**Given problem:** Write only the number of lines holding the string "прекратени".

**Supplied data:**
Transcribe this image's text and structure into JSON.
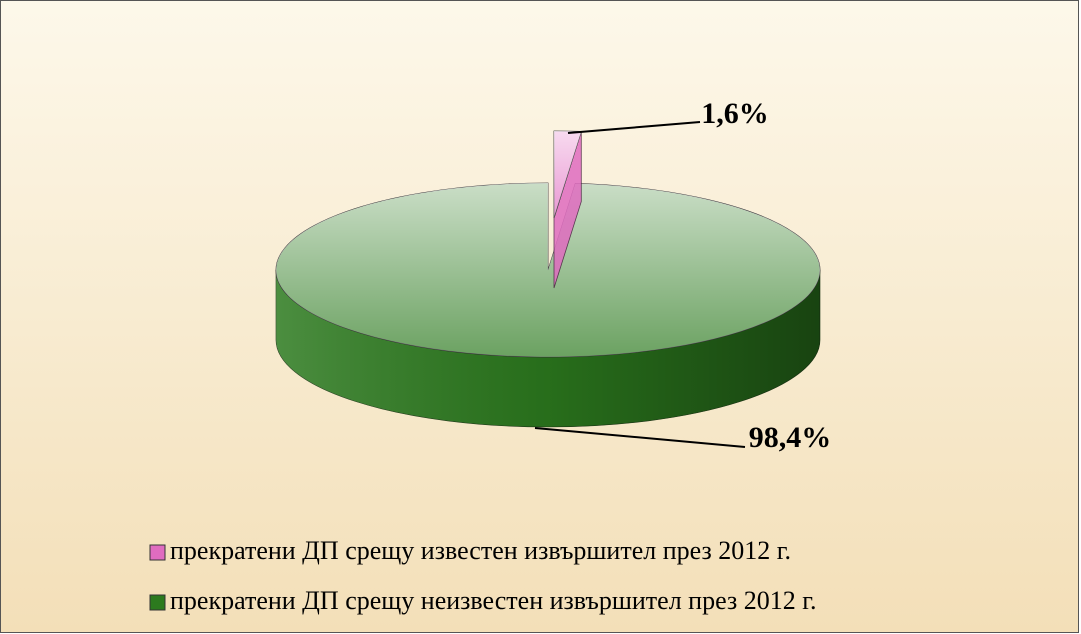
{
  "chart_data": {
    "type": "pie",
    "categories": [
      "прекратени ДП срещу известен извършител през 2012 г.",
      "прекратени ДП срещу неизвестен извършител през 2012 г."
    ],
    "values": [
      1.6,
      98.4
    ],
    "value_labels": [
      "1,6%",
      "98,4%"
    ],
    "colors": [
      "#e06cc0",
      "#2c7a1e"
    ],
    "legend": "bottom"
  }
}
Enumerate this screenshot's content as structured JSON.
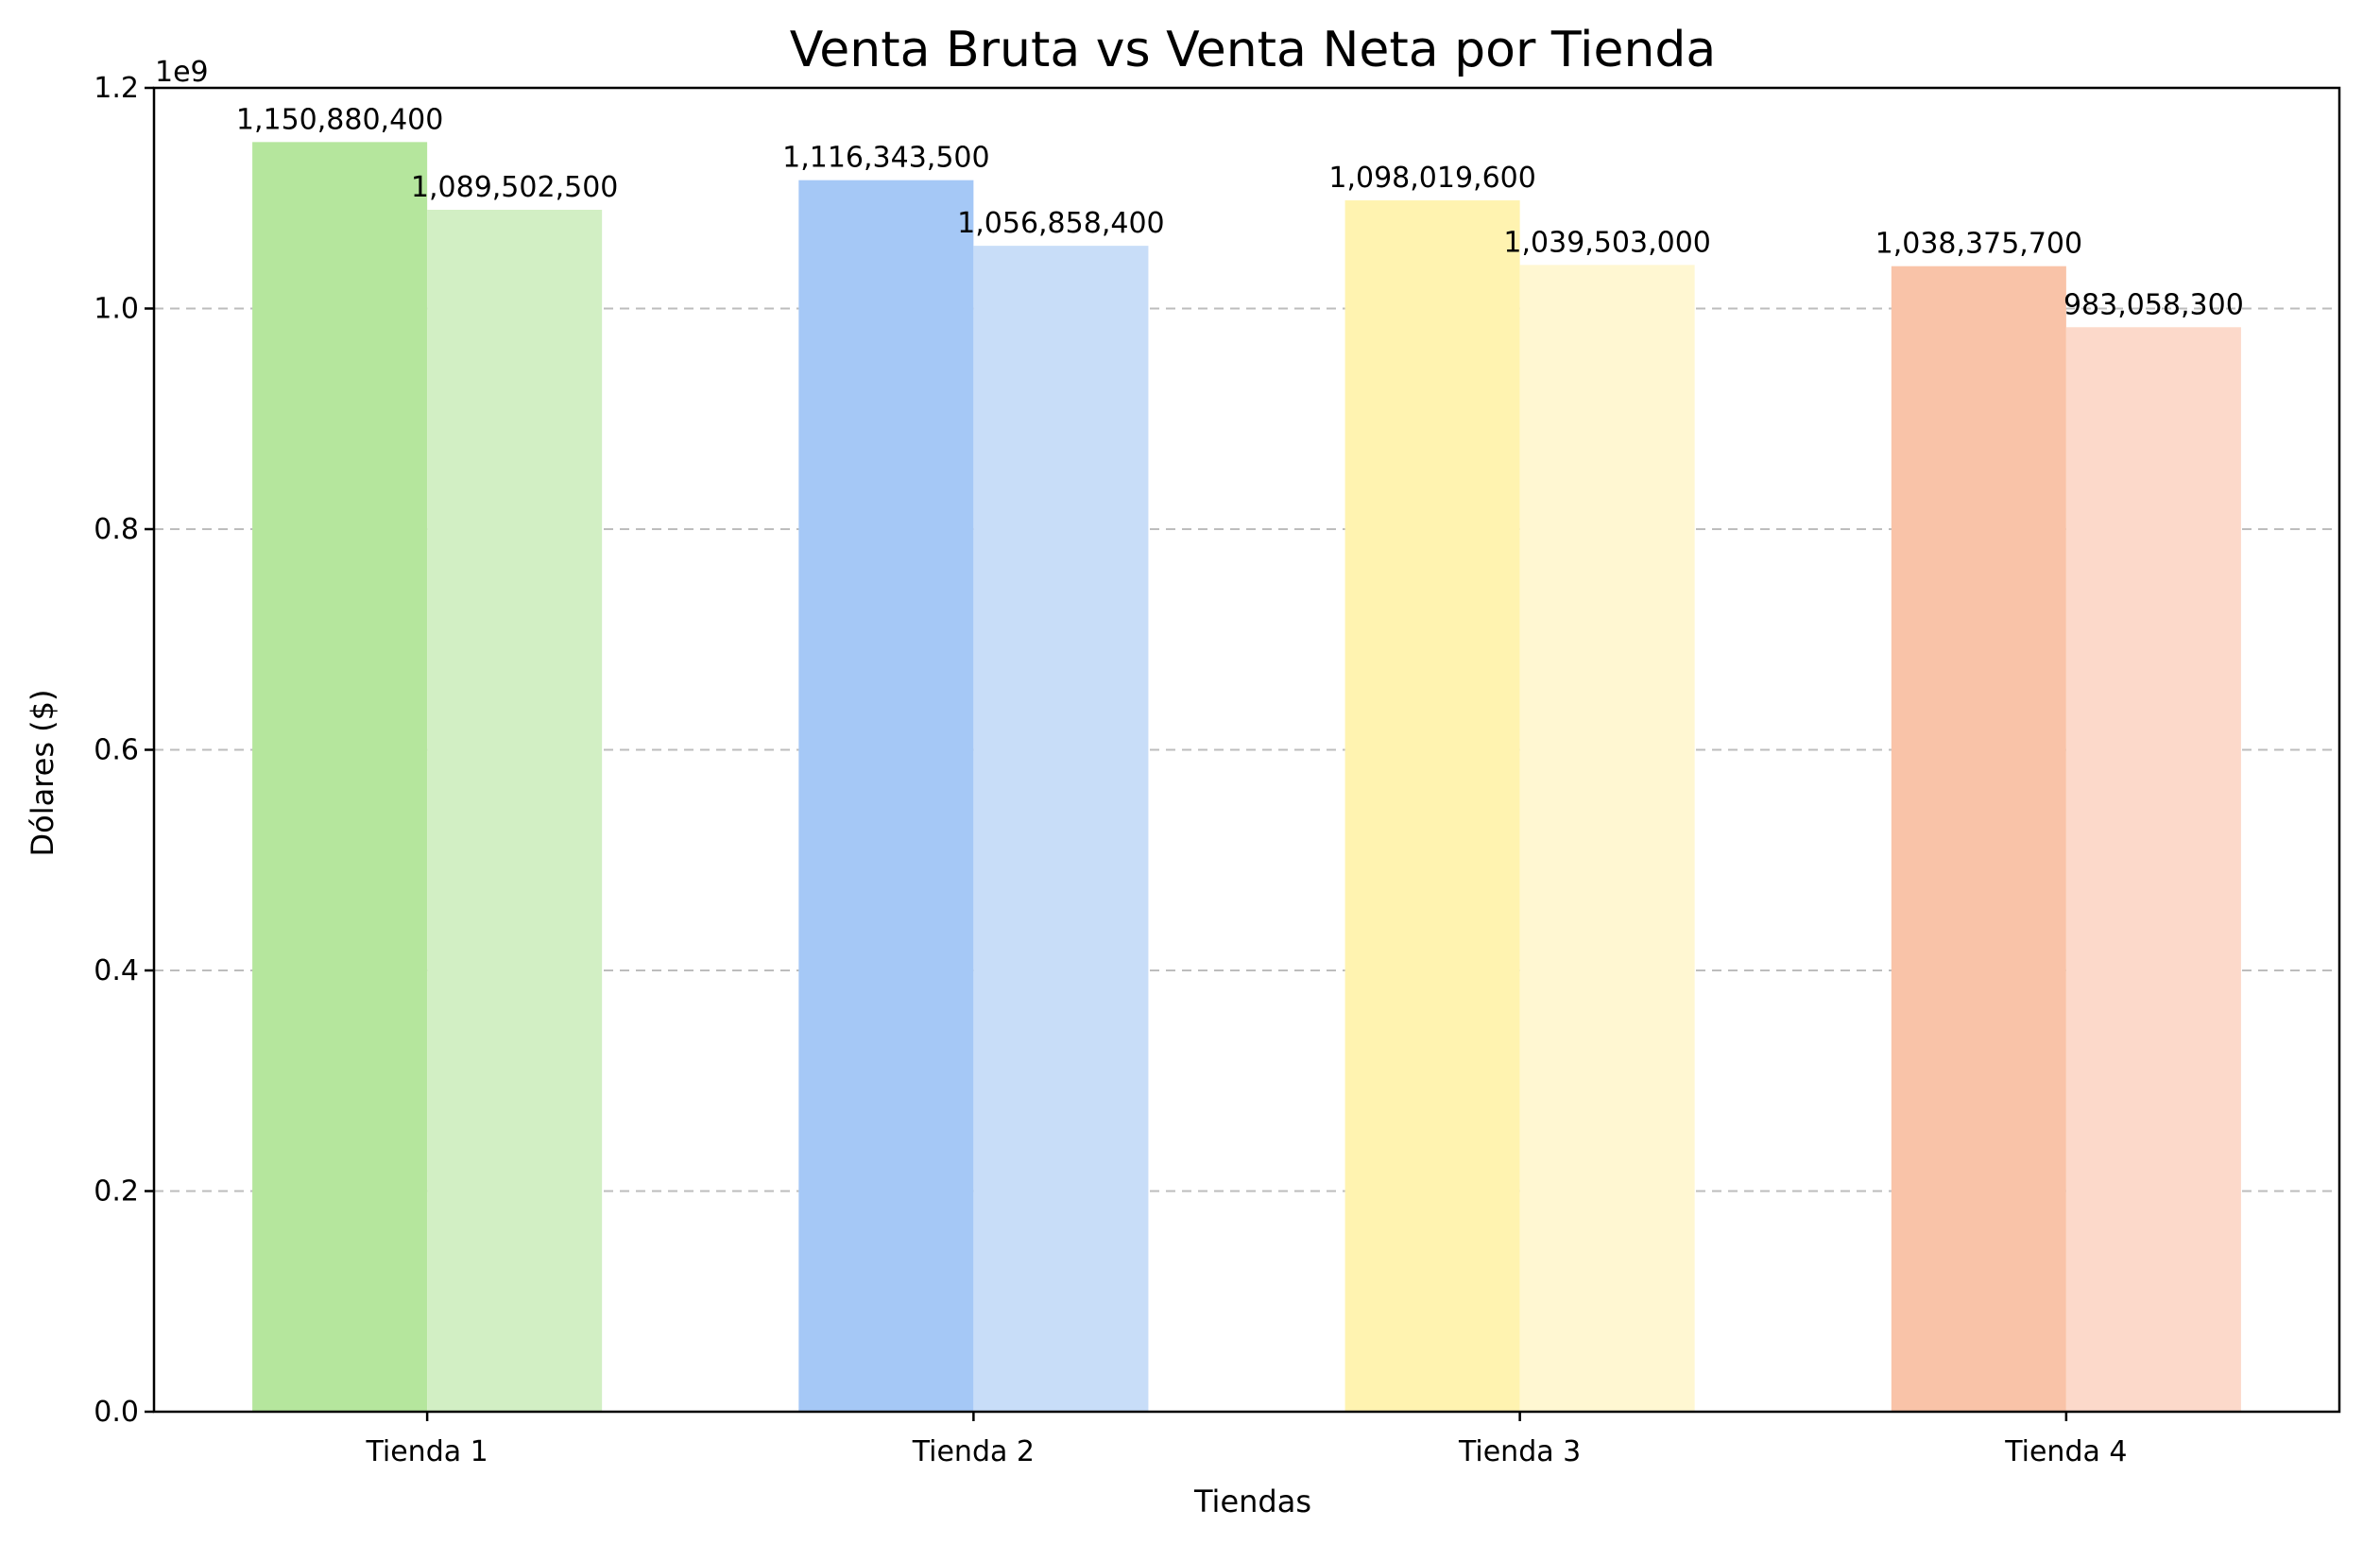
{
  "chart_data": {
    "type": "bar",
    "title": "Venta Bruta vs Venta Neta por Tienda",
    "xlabel": "Tiendas",
    "ylabel": "Dólares ($)",
    "y_offset_label": "1e9",
    "y_scale": 1000000000,
    "ylim": [
      0,
      1.2
    ],
    "yticks": [
      "0.0",
      "0.2",
      "0.4",
      "0.6",
      "0.8",
      "1.0",
      "1.2"
    ],
    "ytick_values": [
      0,
      0.2,
      0.4,
      0.6,
      0.8,
      1.0,
      1.2
    ],
    "grid": "y-axis dashed",
    "categories": [
      "Tienda 1",
      "Tienda 2",
      "Tienda 3",
      "Tienda 4"
    ],
    "series": [
      {
        "values": [
          1150880400,
          1116343500,
          1098019600,
          1038375700
        ],
        "labels": [
          "1,150,880,400",
          "1,116,343,500",
          "1,098,019,600",
          "1,038,375,700"
        ],
        "colors": [
          "#b5e69d",
          "#a5c8f6",
          "#fff3b0",
          "#f9c3a8"
        ]
      },
      {
        "values": [
          1089502500,
          1056858400,
          1039503000,
          983058300
        ],
        "labels": [
          "1,089,502,500",
          "1,056,858,400",
          "1,039,503,000",
          "983,058,300"
        ],
        "colors": [
          "#d2efc4",
          "#c8ddf8",
          "#fff7d2",
          "#fcd9ca"
        ]
      }
    ]
  }
}
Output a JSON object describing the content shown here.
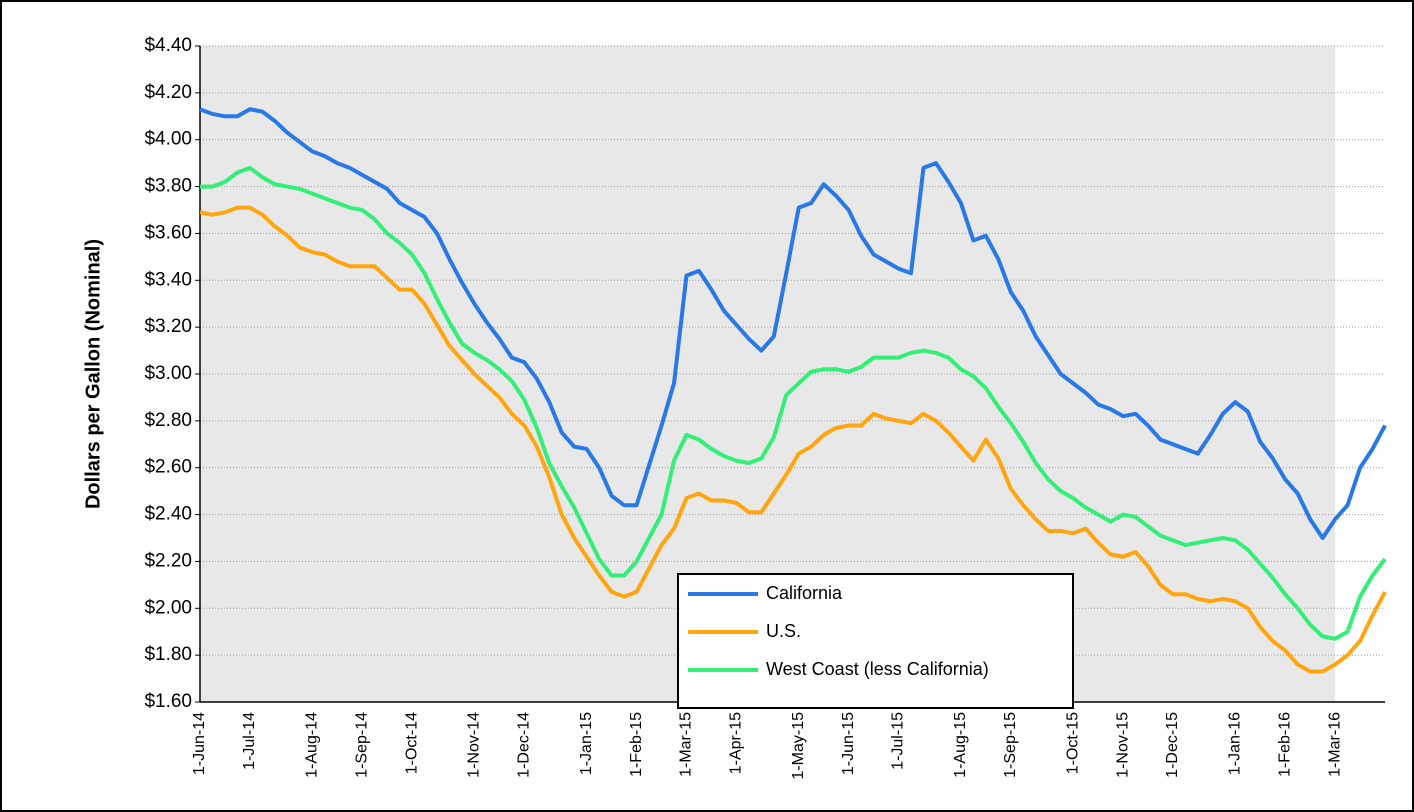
{
  "chart_data": {
    "type": "line",
    "y_label": "Dollars per Gallon (Nominal)",
    "categories": [
      "1-Jun-14",
      null,
      null,
      null,
      "1-Jul-14",
      null,
      null,
      null,
      null,
      "1-Aug-14",
      null,
      null,
      null,
      "1-Sep-14",
      null,
      null,
      null,
      "1-Oct-14",
      null,
      null,
      null,
      null,
      "1-Nov-14",
      null,
      null,
      null,
      "1-Dec-14",
      null,
      null,
      null,
      null,
      "1-Jan-15",
      null,
      null,
      null,
      "1-Feb-15",
      null,
      null,
      null,
      "1-Mar-15",
      null,
      null,
      null,
      "1-Apr-15",
      null,
      null,
      null,
      null,
      "1-May-15",
      null,
      null,
      null,
      "1-Jun-15",
      null,
      null,
      null,
      "1-Jul-15",
      null,
      null,
      null,
      null,
      "1-Aug-15",
      null,
      null,
      null,
      "1-Sep-15",
      null,
      null,
      null,
      null,
      "1-Oct-15",
      null,
      null,
      null,
      "1-Nov-15",
      null,
      null,
      null,
      "1-Dec-15",
      null,
      null,
      null,
      null,
      "1-Jan-16",
      null,
      null,
      null,
      "1-Feb-16",
      null,
      null,
      null,
      "1-Mar-16",
      null,
      null,
      null,
      null
    ],
    "series": [
      {
        "name": "California",
        "color": "#2878e8",
        "values": [
          4.13,
          4.11,
          4.1,
          4.1,
          4.13,
          4.12,
          4.08,
          4.03,
          3.99,
          3.95,
          3.93,
          3.9,
          3.88,
          3.85,
          3.82,
          3.79,
          3.73,
          3.7,
          3.67,
          3.6,
          3.49,
          3.39,
          3.3,
          3.22,
          3.15,
          3.07,
          3.05,
          2.98,
          2.88,
          2.75,
          2.69,
          2.68,
          2.6,
          2.48,
          2.44,
          2.44,
          2.61,
          2.78,
          2.96,
          3.42,
          3.44,
          3.36,
          3.27,
          3.21,
          3.15,
          3.1,
          3.16,
          3.43,
          3.71,
          3.73,
          3.81,
          3.76,
          3.7,
          3.59,
          3.51,
          3.48,
          3.45,
          3.43,
          3.88,
          3.9,
          3.82,
          3.73,
          3.57,
          3.59,
          3.49,
          3.35,
          3.27,
          3.16,
          3.08,
          3.0,
          2.96,
          2.92,
          2.87,
          2.85,
          2.82,
          2.83,
          2.78,
          2.72,
          2.7,
          2.68,
          2.66,
          2.74,
          2.83,
          2.88,
          2.84,
          2.71,
          2.64,
          2.55,
          2.49,
          2.38,
          2.3,
          2.38,
          2.44,
          2.6,
          2.68,
          2.78
        ]
      },
      {
        "name": "U.S.",
        "color": "#ffa510",
        "values": [
          3.69,
          3.68,
          3.69,
          3.71,
          3.71,
          3.68,
          3.63,
          3.59,
          3.54,
          3.52,
          3.51,
          3.48,
          3.46,
          3.46,
          3.46,
          3.41,
          3.36,
          3.36,
          3.3,
          3.21,
          3.12,
          3.06,
          3.0,
          2.95,
          2.9,
          2.83,
          2.78,
          2.69,
          2.56,
          2.4,
          2.3,
          2.22,
          2.14,
          2.07,
          2.05,
          2.07,
          2.17,
          2.27,
          2.34,
          2.47,
          2.49,
          2.46,
          2.46,
          2.45,
          2.41,
          2.41,
          2.49,
          2.57,
          2.66,
          2.69,
          2.74,
          2.77,
          2.78,
          2.78,
          2.83,
          2.81,
          2.8,
          2.79,
          2.83,
          2.8,
          2.75,
          2.69,
          2.63,
          2.72,
          2.64,
          2.51,
          2.44,
          2.38,
          2.33,
          2.33,
          2.32,
          2.34,
          2.28,
          2.23,
          2.22,
          2.24,
          2.18,
          2.1,
          2.06,
          2.06,
          2.04,
          2.03,
          2.04,
          2.03,
          2.0,
          1.92,
          1.86,
          1.82,
          1.76,
          1.73,
          1.73,
          1.76,
          1.8,
          1.86,
          1.97,
          2.07
        ]
      },
      {
        "name": "West Coast (less California)",
        "color": "#33ee77",
        "values": [
          3.8,
          3.8,
          3.82,
          3.86,
          3.88,
          3.84,
          3.81,
          3.8,
          3.79,
          3.77,
          3.75,
          3.73,
          3.71,
          3.7,
          3.66,
          3.6,
          3.56,
          3.51,
          3.43,
          3.32,
          3.22,
          3.13,
          3.09,
          3.06,
          3.02,
          2.97,
          2.89,
          2.77,
          2.62,
          2.52,
          2.43,
          2.32,
          2.21,
          2.14,
          2.14,
          2.2,
          2.3,
          2.4,
          2.63,
          2.74,
          2.72,
          2.68,
          2.65,
          2.63,
          2.62,
          2.64,
          2.73,
          2.91,
          2.96,
          3.01,
          3.02,
          3.02,
          3.01,
          3.03,
          3.07,
          3.07,
          3.07,
          3.09,
          3.1,
          3.09,
          3.07,
          3.02,
          2.99,
          2.94,
          2.86,
          2.79,
          2.71,
          2.62,
          2.55,
          2.5,
          2.47,
          2.43,
          2.4,
          2.37,
          2.4,
          2.39,
          2.35,
          2.31,
          2.29,
          2.27,
          2.28,
          2.29,
          2.3,
          2.29,
          2.25,
          2.19,
          2.13,
          2.06,
          2.0,
          1.93,
          1.88,
          1.87,
          1.9,
          2.05,
          2.14,
          2.21
        ]
      }
    ],
    "ylim": [
      1.6,
      4.4
    ],
    "yticks": [
      {
        "value": 1.6,
        "label": "$1.60"
      },
      {
        "value": 1.8,
        "label": "$1.80"
      },
      {
        "value": 2.0,
        "label": "$2.00"
      },
      {
        "value": 2.2,
        "label": "$2.20"
      },
      {
        "value": 2.4,
        "label": "$2.40"
      },
      {
        "value": 2.6,
        "label": "$2.60"
      },
      {
        "value": 2.8,
        "label": "$2.80"
      },
      {
        "value": 3.0,
        "label": "$3.00"
      },
      {
        "value": 3.2,
        "label": "$3.20"
      },
      {
        "value": 3.4,
        "label": "$3.40"
      },
      {
        "value": 3.6,
        "label": "$3.60"
      },
      {
        "value": 3.8,
        "label": "$3.80"
      },
      {
        "value": 4.0,
        "label": "$4.00"
      },
      {
        "value": 4.2,
        "label": "$4.20"
      },
      {
        "value": 4.4,
        "label": "$4.40"
      }
    ],
    "grid": true,
    "legend": "lower center"
  }
}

**Written answer:** 2